◆ РАБОЧИЕ ЗАДАНИЯ
A - Определите, соответствуют ли фрагменту о трактовке роли Астрова следующие утверждения: (i) писатель соглашается с тем, как Станиславский понимает сцену; (ii) в последнем акте Астров уже знает, что Елена исчезает для него навсегда; (iii) в Ялте, согласно письму, стало жарко. Для каждого утверждения ответьте «да» или «нет» и приведите точную цитату из фрагмента, на которой основан ответ.
B - Перечислите все географические названия, упомянутые во фрагменте о трактовке роли Астрова.
C - Продолжите фрагмент о трактовке роли Астрова, начиная после его последней фразы.

◆ ИСХОДНЫЙ ФРАГМЕНТ
• • • • • • •
[511] И писатель немедленно отвечает, что Станиславский (Алексеев) ошибается: «Вы пишете, что Астров в этой сцене обращается к Елене как самый горячий влюбленный, „хватается за свое чувство, как утопающий за соломинку“. Но это неверно, совсем неверно! Елена нравится Астрову, она захватывает его своей красотой, но в последнем акте он уже знает, что ничего не выйдет, что Елена исчезает для него навсегда – и он говорит с ней в этой сцене таким же тоном, как о жаре в Африке, и целует ее просто так, от нечего делать. Если Астров поведет эту сцену буйно, то пропадет все настроение IV акта – тихого и вялого». И добавляет чуть ниже: «В Ялте вдруг стало холодно, подуло из Москвы. Ах, как мне хочется в Москву, милая актриса! Впрочем, у Вас кружится голова, Вы отравлены, Вы в чаду – Вам теперь не до меня…»
• • • • • • •
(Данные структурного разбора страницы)
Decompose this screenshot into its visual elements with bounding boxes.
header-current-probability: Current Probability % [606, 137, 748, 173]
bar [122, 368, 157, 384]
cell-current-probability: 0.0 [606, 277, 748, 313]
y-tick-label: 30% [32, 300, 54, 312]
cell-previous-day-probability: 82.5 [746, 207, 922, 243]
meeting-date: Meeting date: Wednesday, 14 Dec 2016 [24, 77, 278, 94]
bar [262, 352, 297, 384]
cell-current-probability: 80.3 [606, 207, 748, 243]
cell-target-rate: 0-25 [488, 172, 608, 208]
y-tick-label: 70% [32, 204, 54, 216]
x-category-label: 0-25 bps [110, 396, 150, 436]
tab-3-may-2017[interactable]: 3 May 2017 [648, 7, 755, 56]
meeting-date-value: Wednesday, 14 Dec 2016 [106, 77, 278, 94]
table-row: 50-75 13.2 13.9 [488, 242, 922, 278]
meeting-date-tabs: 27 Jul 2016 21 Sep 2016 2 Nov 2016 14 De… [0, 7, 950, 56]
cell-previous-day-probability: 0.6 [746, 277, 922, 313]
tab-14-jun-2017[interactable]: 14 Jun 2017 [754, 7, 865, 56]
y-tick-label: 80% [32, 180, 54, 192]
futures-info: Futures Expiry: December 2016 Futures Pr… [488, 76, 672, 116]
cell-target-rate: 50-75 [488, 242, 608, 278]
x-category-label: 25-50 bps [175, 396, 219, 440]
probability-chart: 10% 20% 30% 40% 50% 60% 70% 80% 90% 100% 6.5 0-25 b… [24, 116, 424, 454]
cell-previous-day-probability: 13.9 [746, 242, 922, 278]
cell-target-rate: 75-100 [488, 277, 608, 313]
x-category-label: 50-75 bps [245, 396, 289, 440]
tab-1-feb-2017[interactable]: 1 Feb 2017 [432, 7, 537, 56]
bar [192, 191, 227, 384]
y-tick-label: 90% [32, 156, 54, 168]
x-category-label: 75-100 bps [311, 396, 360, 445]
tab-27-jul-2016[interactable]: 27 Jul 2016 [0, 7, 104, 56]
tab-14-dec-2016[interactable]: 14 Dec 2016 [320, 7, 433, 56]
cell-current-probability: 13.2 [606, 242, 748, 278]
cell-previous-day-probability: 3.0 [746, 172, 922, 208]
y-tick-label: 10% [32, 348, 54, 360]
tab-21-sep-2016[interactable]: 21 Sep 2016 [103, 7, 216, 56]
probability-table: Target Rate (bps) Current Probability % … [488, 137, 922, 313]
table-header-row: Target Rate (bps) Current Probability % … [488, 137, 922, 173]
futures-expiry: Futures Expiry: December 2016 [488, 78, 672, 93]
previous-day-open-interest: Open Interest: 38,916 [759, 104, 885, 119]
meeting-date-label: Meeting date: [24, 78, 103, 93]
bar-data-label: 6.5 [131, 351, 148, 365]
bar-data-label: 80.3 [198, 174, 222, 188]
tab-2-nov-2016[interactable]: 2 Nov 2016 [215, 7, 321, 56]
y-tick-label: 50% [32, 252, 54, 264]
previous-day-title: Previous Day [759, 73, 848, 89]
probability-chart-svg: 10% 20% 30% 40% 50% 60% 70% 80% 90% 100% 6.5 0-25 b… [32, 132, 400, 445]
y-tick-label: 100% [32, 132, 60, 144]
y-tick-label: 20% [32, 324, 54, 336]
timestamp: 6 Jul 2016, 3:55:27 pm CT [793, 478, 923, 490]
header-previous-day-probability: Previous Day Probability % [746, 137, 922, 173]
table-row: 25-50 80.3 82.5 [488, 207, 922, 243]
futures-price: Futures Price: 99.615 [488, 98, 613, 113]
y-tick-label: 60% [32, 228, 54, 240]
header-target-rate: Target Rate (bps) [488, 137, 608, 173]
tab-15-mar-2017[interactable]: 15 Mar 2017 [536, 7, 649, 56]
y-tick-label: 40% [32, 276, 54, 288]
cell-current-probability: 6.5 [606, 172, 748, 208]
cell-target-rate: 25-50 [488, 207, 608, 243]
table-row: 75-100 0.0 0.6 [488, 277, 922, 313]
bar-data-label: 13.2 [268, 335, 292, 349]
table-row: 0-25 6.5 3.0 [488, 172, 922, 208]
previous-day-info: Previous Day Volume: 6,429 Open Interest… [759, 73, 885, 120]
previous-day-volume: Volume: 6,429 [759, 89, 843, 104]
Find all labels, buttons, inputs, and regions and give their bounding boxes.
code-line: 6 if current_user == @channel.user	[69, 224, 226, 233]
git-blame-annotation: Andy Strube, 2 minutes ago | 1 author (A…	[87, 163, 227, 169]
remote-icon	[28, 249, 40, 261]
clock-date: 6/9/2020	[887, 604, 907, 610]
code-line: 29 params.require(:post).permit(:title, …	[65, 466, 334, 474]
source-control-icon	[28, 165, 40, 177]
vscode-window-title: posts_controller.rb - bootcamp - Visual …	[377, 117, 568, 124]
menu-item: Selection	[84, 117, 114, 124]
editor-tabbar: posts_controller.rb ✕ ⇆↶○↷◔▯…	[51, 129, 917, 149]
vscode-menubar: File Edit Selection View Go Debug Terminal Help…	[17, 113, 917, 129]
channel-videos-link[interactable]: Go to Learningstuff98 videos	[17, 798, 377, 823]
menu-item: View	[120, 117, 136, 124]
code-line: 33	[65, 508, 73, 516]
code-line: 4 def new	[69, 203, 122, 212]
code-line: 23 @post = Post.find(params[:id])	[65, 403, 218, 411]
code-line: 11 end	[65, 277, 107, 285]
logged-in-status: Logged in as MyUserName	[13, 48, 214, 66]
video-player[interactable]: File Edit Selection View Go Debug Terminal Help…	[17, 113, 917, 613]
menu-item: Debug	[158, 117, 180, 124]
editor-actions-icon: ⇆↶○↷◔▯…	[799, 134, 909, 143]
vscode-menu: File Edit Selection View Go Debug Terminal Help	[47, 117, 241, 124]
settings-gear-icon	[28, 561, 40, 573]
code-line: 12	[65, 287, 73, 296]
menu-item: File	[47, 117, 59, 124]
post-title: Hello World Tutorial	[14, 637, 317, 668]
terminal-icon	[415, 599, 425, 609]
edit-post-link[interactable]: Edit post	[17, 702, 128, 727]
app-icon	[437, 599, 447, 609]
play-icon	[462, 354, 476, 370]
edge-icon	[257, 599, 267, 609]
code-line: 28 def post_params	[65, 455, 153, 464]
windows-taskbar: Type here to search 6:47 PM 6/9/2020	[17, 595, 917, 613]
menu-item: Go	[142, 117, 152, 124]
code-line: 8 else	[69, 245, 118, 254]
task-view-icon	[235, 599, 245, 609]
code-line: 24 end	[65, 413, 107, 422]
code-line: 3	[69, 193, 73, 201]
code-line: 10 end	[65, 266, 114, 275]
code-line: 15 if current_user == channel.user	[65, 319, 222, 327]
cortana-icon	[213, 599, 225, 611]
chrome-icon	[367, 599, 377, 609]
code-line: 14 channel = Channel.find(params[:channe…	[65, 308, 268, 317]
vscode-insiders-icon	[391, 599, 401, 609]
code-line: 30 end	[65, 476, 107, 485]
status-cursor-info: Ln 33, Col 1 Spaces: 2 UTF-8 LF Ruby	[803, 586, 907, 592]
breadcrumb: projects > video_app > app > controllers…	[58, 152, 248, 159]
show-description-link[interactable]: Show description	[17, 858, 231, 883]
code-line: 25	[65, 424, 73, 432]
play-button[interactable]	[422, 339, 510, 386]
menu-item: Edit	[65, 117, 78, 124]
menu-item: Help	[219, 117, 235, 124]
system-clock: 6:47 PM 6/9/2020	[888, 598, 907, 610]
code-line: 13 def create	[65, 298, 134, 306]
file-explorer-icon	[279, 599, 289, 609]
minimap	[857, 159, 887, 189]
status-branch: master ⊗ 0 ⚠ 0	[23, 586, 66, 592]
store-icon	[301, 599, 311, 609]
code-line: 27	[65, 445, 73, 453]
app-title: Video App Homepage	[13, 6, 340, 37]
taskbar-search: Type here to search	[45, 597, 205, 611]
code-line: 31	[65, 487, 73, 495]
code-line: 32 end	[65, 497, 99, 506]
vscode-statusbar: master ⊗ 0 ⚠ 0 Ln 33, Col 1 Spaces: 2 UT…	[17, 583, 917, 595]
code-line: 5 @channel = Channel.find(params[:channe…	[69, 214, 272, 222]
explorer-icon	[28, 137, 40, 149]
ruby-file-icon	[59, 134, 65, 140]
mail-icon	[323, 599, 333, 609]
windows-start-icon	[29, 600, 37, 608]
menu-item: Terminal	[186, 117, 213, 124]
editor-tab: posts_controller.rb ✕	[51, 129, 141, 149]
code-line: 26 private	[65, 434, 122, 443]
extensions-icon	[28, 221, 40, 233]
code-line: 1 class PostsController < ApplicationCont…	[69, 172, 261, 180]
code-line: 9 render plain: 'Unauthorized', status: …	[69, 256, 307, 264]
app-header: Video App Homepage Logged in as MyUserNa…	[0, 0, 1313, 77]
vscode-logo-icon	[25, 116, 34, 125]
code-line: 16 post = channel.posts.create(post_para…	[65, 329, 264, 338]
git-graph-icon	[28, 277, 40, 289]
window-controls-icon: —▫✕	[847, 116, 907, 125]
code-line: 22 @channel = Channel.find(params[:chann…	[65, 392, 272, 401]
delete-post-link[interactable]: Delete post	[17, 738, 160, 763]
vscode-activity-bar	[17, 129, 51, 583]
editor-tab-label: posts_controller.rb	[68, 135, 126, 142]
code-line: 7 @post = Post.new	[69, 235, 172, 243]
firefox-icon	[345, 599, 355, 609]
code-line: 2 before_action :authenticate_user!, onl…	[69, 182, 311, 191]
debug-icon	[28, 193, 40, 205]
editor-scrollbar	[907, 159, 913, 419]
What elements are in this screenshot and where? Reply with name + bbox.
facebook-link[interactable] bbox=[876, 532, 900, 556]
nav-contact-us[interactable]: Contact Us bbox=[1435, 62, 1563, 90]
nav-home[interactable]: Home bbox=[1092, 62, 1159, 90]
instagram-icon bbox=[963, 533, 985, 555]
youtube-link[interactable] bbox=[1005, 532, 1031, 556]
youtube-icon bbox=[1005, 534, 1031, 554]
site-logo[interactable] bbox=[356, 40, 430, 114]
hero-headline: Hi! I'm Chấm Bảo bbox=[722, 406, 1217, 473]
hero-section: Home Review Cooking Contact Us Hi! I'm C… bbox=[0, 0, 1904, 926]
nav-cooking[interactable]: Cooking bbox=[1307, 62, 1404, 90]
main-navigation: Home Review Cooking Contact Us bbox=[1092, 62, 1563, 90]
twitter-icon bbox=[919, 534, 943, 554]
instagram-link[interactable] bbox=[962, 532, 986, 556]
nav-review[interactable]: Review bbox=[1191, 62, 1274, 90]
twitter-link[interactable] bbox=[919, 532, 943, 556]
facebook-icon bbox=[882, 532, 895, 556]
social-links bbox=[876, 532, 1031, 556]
• • • • • • •
◆ ОТВЕТЫ ПО ЗАДАНИЯМ
A -
(i) Нет: «Станиславский (Алексеев) ошибается»; «Но это неверно, совсем неверно!»
(ii) Да: «в последнем акте он уже знает, что ничего не выйдет, что Елена исчезает для него навсегда»
(iii) Нет: «В Ялте вдруг стало холодно, подуло из Москвы.»

B - Африка, Ялта, Москва

C -
[512]
Первое представление «Дяди Вани» было назначено на 26 октября 1899 года. Все билеты были проданы задолго до премьеры, а в день ее перед зрителями предстала труппа, воодушевленная верой, словно бы наэлектризованная. Вечером 27-го, когда Чехов улегся спать, с ялтинской почты начались звонки: ему зачитывали телеграммы по телефону – по мере поступления, одну за другой. 30 октября он писал Книппер: «Милая актриса, хороший человечек, Вы спрашиваете, буду ли я волноваться. Но ведь о том, что „Дядя В.“ идет 26-го, я узнал как следует только из Вашего письма, которое получил 27-го.
[513] Телеграммы стали приходить 27-го вечером, когда я был уже в постели. Их мне передают по телефону. Я просыпался всякий раз и бегал к телефону в потемках, босиком, озяб очень: потом едва засыпал, опять и опять звонок. Первый случай, когда мне не давала спать моя собственная слава. На другой день, ложась, я положил около постели и туфли, и халат, но телеграмм уже не было».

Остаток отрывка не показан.